* INFORMATION SHOWN:
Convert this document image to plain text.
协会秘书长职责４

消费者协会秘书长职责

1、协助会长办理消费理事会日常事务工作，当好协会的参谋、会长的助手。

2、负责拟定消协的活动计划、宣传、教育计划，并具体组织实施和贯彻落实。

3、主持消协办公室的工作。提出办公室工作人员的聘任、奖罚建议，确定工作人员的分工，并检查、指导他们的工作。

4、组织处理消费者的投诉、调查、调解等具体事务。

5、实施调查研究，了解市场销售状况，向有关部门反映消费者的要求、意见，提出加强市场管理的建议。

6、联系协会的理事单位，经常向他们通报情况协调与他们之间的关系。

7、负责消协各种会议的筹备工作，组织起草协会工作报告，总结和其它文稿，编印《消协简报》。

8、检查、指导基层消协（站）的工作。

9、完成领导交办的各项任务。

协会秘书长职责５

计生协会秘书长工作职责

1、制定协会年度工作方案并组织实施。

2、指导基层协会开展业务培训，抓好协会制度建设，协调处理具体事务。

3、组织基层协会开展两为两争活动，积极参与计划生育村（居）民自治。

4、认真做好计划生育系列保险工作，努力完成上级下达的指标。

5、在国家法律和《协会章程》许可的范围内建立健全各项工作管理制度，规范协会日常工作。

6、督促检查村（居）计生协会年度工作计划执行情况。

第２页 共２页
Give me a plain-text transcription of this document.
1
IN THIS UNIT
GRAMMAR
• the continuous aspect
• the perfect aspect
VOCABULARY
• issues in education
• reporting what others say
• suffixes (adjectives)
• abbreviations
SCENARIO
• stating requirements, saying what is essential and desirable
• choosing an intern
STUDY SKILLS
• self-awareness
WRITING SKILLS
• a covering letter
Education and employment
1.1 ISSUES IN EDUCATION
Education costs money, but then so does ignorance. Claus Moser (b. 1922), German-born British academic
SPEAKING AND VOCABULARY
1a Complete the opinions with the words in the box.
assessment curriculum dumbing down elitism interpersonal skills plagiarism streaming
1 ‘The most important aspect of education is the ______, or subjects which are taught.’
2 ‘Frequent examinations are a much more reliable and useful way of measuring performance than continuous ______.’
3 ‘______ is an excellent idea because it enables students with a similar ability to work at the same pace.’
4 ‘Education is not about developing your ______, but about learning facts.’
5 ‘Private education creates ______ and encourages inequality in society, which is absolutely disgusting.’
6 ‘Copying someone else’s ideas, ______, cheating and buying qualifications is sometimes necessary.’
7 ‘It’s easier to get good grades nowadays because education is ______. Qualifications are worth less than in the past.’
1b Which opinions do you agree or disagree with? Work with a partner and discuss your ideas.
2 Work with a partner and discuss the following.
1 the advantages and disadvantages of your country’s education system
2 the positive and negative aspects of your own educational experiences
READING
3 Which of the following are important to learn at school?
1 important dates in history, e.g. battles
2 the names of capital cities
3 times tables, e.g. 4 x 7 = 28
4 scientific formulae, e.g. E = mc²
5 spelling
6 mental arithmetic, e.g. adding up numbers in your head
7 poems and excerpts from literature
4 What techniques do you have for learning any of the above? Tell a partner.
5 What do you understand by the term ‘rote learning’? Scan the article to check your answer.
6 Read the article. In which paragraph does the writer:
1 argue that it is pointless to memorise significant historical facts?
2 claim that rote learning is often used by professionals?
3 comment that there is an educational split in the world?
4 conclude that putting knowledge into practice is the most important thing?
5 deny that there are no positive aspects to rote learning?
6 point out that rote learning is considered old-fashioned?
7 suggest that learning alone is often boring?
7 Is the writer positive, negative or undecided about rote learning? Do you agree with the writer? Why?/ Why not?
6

* STATED EXERCISE: Return all lines containing "rote".

* FULL RESPONSE:
5 What do you understand by the term ‘rote learning’? Scan the article to check your answer.
2 claim that rote learning is often used by professionals?
5 deny that there are no positive aspects to rote learning?
6 point out that rote learning is considered old-fashioned?
7 Is the writer positive, negative or undecided about rote learning? Do you agree with the writer? Why?/ Why not?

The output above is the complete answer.